Entries taken from a collection
▬▬▬
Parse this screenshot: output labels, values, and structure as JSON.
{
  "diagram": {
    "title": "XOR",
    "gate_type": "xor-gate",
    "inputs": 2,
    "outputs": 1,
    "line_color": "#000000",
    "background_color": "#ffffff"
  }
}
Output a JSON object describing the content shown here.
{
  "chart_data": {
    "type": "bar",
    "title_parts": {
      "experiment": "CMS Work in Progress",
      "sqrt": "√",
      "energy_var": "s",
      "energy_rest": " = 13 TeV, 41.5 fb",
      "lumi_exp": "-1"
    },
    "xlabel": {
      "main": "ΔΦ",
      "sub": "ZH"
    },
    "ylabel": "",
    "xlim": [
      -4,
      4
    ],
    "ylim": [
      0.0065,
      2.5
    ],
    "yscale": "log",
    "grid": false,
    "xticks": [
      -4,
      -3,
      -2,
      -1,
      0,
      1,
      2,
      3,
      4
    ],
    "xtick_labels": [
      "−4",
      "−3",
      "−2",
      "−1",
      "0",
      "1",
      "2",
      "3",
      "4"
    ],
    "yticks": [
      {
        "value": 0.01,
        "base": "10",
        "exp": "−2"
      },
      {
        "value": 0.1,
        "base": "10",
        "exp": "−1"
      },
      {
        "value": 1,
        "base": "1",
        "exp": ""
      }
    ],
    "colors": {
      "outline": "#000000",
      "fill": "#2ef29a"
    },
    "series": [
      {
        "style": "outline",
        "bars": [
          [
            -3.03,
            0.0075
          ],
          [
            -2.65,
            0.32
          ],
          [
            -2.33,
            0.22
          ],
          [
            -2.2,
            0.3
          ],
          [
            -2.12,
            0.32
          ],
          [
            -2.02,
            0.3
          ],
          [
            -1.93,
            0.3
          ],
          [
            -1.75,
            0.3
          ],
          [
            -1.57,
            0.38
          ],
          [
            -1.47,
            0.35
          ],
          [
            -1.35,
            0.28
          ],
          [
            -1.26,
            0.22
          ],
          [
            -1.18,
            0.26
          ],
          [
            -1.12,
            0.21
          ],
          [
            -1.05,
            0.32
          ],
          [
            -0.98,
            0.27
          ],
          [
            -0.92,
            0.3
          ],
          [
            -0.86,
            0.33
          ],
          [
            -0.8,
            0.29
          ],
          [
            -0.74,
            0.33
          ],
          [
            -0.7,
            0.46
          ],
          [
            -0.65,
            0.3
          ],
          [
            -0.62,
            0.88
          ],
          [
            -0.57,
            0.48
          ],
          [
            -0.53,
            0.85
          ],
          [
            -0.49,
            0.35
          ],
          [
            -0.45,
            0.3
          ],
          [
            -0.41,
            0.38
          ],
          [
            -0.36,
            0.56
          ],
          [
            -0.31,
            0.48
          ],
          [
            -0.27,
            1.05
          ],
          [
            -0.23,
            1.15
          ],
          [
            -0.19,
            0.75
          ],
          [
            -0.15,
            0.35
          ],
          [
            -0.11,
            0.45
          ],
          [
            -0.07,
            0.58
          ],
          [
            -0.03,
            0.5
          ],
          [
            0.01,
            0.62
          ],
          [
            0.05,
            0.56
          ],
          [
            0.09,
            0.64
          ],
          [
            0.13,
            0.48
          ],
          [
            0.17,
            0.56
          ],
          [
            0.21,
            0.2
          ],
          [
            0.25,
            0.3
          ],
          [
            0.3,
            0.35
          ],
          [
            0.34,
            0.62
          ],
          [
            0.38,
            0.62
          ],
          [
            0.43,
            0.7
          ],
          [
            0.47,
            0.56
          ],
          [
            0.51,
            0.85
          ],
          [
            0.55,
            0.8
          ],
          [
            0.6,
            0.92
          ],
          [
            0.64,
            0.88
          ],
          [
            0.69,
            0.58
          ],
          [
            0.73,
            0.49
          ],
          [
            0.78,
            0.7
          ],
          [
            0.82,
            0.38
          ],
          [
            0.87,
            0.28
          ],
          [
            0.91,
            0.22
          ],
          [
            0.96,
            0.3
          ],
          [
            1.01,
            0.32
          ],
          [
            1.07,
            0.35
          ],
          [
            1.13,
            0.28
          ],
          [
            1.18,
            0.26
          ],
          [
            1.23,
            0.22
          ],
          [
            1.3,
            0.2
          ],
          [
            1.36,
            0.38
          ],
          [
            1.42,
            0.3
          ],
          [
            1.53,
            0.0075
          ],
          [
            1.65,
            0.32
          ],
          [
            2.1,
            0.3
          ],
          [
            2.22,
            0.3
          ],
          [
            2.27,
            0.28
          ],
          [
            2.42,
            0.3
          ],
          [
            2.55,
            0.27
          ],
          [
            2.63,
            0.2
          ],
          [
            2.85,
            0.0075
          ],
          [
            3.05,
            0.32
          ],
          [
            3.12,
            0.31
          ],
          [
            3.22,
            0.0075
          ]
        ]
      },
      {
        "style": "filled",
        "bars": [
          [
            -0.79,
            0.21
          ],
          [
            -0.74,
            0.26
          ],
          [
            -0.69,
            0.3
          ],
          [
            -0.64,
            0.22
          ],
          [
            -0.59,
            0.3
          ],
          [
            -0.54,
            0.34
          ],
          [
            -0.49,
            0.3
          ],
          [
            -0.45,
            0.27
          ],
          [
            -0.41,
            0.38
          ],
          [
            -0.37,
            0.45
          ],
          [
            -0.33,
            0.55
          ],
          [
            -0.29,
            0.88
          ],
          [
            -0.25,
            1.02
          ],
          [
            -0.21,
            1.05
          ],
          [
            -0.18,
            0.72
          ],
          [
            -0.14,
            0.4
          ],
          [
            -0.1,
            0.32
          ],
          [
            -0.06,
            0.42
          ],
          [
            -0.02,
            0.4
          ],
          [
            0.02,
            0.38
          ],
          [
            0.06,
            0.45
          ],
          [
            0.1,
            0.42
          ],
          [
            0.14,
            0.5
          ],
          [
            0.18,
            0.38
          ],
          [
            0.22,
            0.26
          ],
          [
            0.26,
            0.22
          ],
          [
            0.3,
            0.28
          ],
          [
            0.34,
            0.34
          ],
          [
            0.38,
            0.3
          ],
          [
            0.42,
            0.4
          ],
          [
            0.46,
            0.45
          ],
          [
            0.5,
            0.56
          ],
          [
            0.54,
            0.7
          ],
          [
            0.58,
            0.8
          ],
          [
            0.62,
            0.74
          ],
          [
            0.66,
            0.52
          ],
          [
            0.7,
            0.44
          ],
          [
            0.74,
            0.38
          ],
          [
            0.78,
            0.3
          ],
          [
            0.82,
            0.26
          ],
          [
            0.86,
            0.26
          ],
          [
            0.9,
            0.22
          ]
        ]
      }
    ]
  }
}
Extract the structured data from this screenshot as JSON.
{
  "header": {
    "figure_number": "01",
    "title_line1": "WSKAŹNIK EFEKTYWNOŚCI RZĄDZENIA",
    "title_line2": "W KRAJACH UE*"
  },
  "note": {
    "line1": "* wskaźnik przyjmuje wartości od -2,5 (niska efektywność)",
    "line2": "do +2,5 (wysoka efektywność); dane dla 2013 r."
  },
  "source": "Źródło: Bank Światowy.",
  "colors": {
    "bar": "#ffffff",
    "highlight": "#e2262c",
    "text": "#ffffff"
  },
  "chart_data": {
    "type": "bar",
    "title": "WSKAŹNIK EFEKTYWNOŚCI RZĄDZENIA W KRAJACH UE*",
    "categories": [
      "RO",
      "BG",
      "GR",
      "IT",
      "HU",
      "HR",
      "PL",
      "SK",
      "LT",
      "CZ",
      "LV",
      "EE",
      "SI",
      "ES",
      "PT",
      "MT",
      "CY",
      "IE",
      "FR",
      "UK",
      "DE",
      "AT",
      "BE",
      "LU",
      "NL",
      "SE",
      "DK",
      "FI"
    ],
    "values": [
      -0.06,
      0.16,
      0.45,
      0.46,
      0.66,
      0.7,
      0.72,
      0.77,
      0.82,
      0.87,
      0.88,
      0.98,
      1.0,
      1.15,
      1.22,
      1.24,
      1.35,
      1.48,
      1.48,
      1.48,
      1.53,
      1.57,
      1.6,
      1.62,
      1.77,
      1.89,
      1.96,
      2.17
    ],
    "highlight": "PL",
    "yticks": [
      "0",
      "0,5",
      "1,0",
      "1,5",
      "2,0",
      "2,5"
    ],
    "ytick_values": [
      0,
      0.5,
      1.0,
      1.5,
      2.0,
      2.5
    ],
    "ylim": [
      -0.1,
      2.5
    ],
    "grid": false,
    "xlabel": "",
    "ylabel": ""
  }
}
▬▬▬
:: Aim of the exercise ::
Copy exactly the lines from the one containing "Extract the structured" through the last line of the records, both included, and nothing else.

:: Written solution ::
Extract the structured data from this screenshot as JSON.
{
  "header": {
    "figure_number": "01",
    "title_line1": "WSKAŹNIK EFEKTYWNOŚCI RZĄDZENIA",
    "title_line2": "W KRAJACH UE*"
  },
  "note": {
    "line1": "* wskaźnik przyjmuje wartości od -2,5 (niska efektywność)",
    "line2": "do +2,5 (wysoka efektywność); dane dla 2013 r."
  },
  "source": "Źródło: Bank Światowy.",
  "colors": {
    "bar": "#ffffff",
    "highlight": "#e2262c",
    "text": "#ffffff"
  },
  "chart_data": {
    "type": "bar",
    "title": "WSKAŹNIK EFEKTYWNOŚCI RZĄDZENIA W KRAJACH UE*",
    "categories": [
      "RO",
      "BG",
      "GR",
      "IT",
      "HU",
      "HR",
      "PL",
      "SK",
      "LT",
      "CZ",
      "LV",
      "EE",
      "SI",
      "ES",
      "PT",
      "MT",
      "CY",
      "IE",
      "FR",
      "UK",
      "DE",
      "AT",
      "BE",
      "LU",
      "NL",
      "SE",
      "DK",
      "FI"
    ],
    "values": [
      -0.06,
      0.16,
      0.45,
      0.46,
      0.66,
      0.7,
      0.72,
      0.77,
      0.82,
      0.87,
      0.88,
      0.98,
      1.0,
      1.15,
      1.22,
      1.24,
      1.35,
      1.48,
      1.48,
      1.48,
      1.53,
      1.57,
      1.6,
      1.62,
      1.77,
      1.89,
      1.96,
      2.17
    ],
    "highlight": "PL",
    "yticks": [
      "0",
      "0,5",
      "1,0",
      "1,5",
      "2,0",
      "2,5"
    ],
    "ytick_values": [
      0,
      0.5,
      1.0,
      1.5,
      2.0,
      2.5
    ],
    "ylim": [
      -0.1,
      2.5
    ],
    "grid": false,
    "xlabel": "",
    "ylabel": ""
  }
}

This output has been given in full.